Set exercise —
Keep the pictures out of the copy and repeat the records exactly.
___ Supplied data ___
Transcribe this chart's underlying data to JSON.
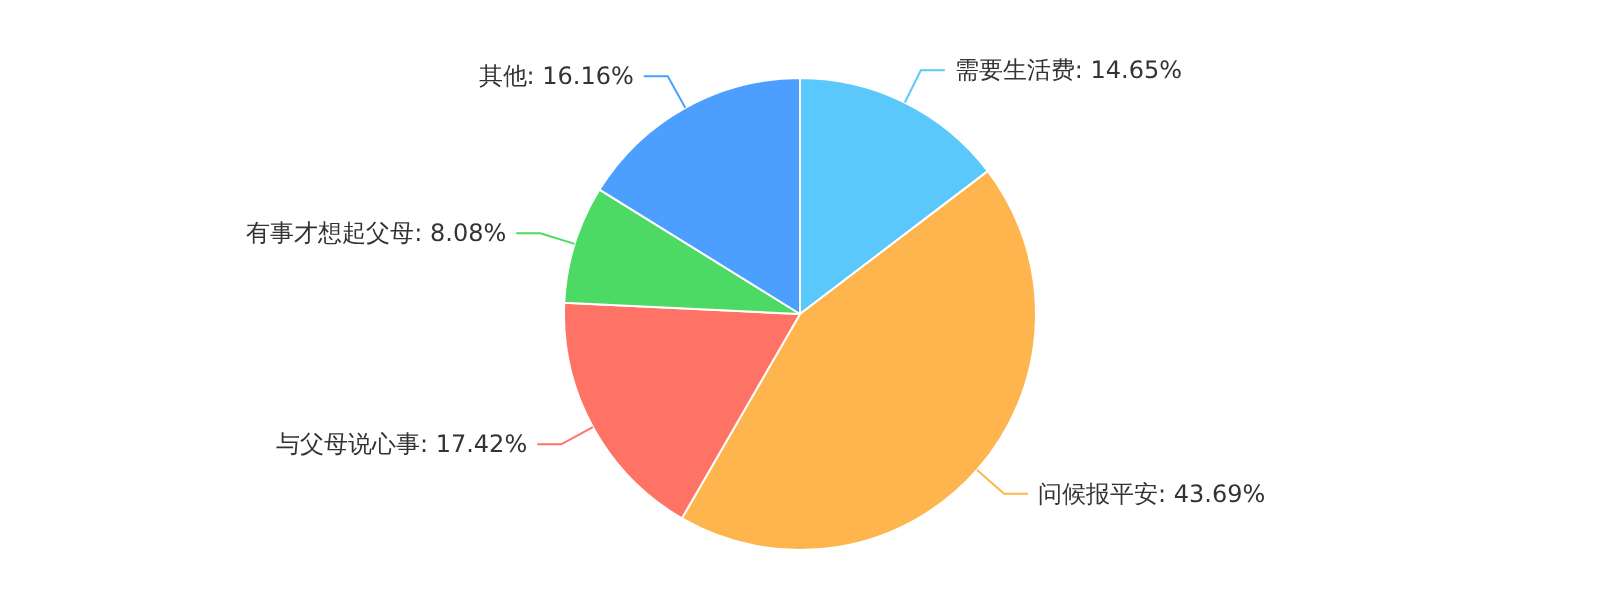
{
  "chart_data": {
    "type": "pie",
    "categories": [
      "需要生活费",
      "问候报平安",
      "与父母说心事",
      "有事才想起父母",
      "其他"
    ],
    "values": [
      14.65,
      43.69,
      17.42,
      8.08,
      16.16
    ],
    "value_labels": [
      "14.65%",
      "43.69%",
      "17.42%",
      "8.08%",
      "16.16%"
    ],
    "colors": [
      "#5ac8fa",
      "#ffb54d",
      "#ff7366",
      "#4cd964",
      "#4c9fff"
    ]
  }
}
___
Solution to the problem —
Transcribe this chart's underlying data to JSON.
{
  "chart_data": {
    "type": "pie",
    "categories": [
      "需要生活费",
      "问候报平安",
      "与父母说心事",
      "有事才想起父母",
      "其他"
    ],
    "values": [
      14.65,
      43.69,
      17.42,
      8.08,
      16.16
    ],
    "value_labels": [
      "14.65%",
      "43.69%",
      "17.42%",
      "8.08%",
      "16.16%"
    ],
    "colors": [
      "#5ac8fa",
      "#ffb54d",
      "#ff7366",
      "#4cd964",
      "#4c9fff"
    ]
  }
}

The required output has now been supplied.